### REQUIREMENT
Review the material and extract every line in which the word "JSON" occurs.

### EXERCISE DATA
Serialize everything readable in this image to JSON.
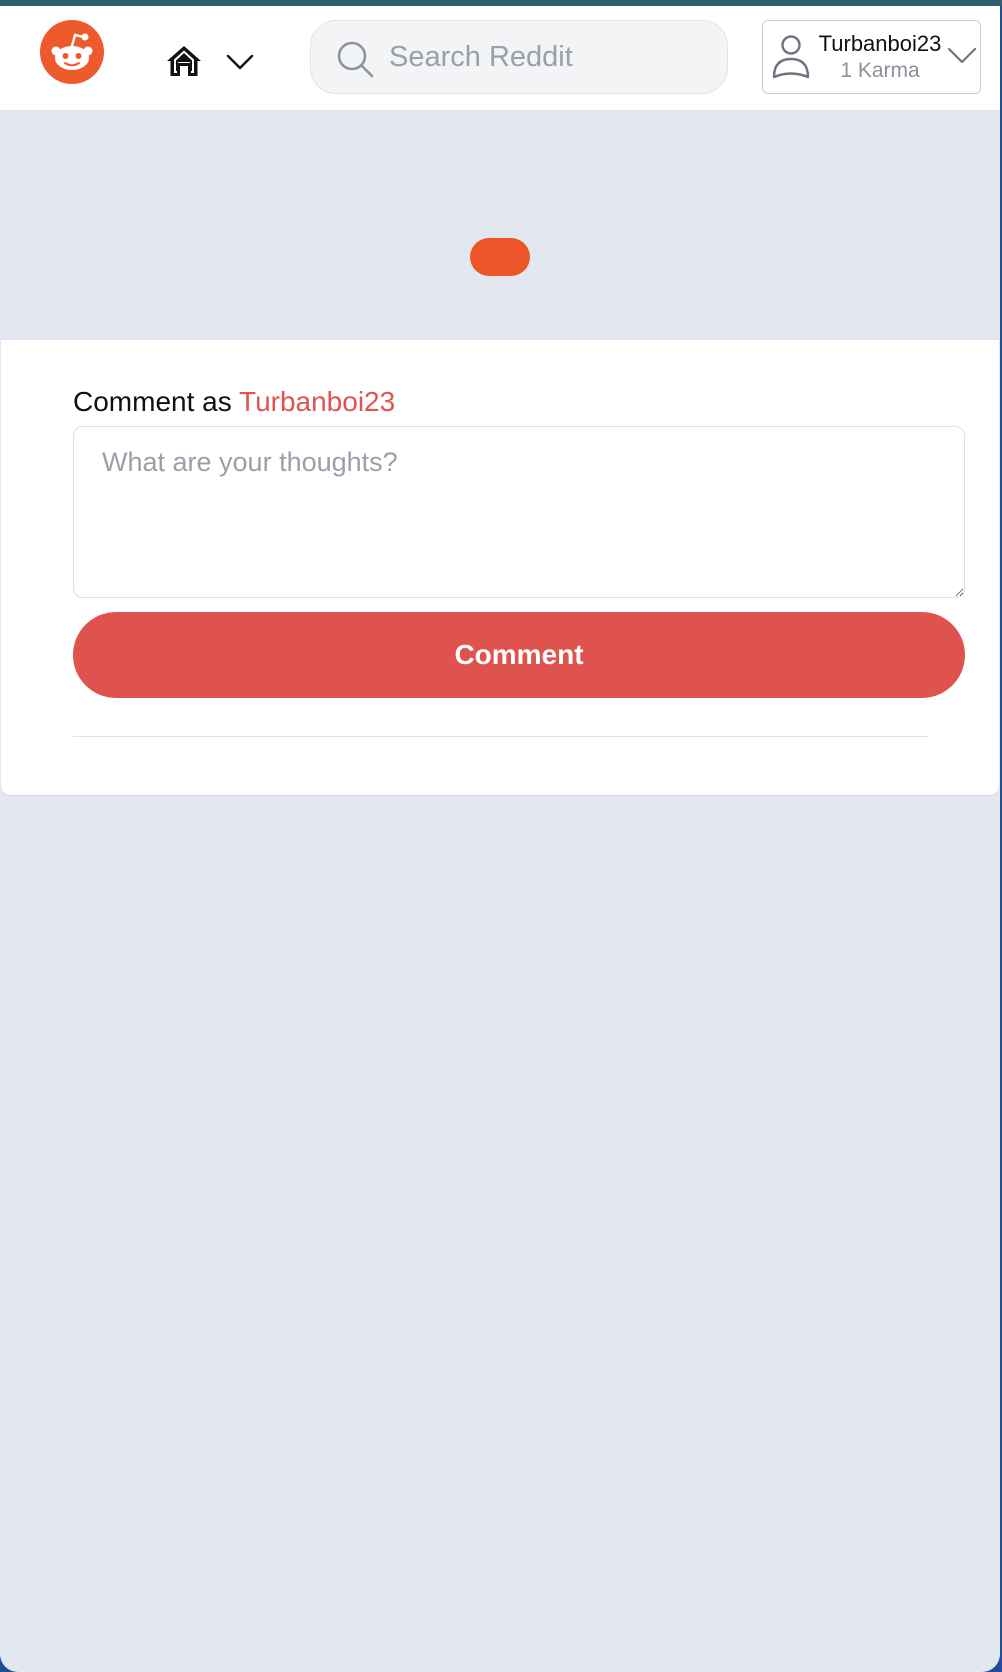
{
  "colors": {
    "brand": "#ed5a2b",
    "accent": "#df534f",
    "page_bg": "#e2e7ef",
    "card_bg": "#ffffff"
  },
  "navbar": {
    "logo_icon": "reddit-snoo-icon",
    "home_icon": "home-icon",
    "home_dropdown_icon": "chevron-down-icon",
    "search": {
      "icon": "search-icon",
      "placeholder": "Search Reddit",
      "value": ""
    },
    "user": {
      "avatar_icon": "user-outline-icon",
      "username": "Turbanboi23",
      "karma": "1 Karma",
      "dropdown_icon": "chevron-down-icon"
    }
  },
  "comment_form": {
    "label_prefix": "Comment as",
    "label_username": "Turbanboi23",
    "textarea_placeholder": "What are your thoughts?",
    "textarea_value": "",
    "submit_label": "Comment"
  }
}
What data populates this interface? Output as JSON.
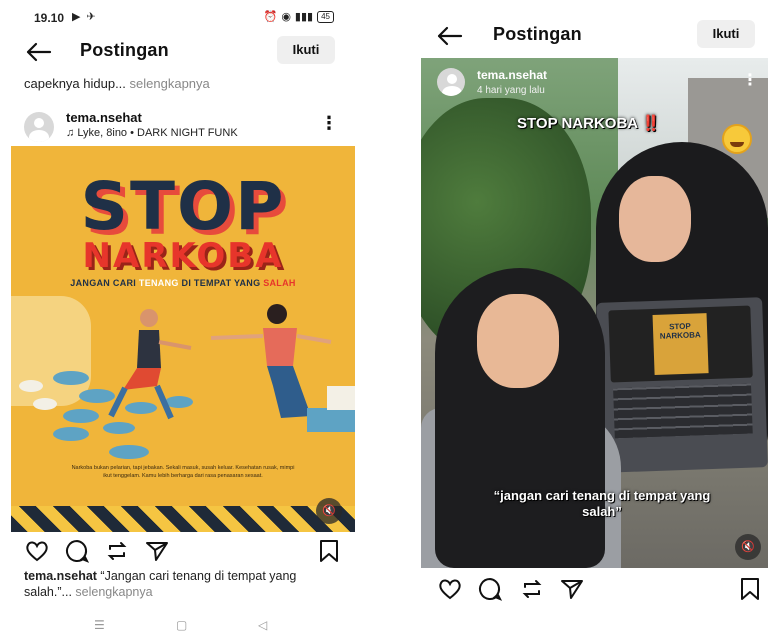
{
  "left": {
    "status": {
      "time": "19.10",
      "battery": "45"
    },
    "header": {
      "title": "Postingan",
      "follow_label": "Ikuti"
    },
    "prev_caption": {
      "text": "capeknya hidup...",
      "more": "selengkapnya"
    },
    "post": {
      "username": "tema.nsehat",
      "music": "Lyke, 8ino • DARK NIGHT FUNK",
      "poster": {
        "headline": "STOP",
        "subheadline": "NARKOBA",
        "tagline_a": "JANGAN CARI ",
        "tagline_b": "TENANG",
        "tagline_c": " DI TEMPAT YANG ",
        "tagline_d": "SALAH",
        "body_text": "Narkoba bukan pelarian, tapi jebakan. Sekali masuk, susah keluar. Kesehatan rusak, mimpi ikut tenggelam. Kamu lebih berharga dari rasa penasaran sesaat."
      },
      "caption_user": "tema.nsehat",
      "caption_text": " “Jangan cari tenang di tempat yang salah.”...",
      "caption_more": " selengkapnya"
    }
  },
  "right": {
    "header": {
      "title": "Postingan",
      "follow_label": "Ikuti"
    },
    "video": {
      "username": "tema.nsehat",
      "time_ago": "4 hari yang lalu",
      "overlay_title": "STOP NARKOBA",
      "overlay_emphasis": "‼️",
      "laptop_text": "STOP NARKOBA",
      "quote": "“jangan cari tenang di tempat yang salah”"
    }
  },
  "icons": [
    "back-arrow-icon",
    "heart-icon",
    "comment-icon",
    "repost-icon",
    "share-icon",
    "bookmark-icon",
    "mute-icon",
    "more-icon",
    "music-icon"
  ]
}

### OUTPUT OF THE TASK
Serialize everything readable in this image to JSON.
What data populates this interface? Output as JSON.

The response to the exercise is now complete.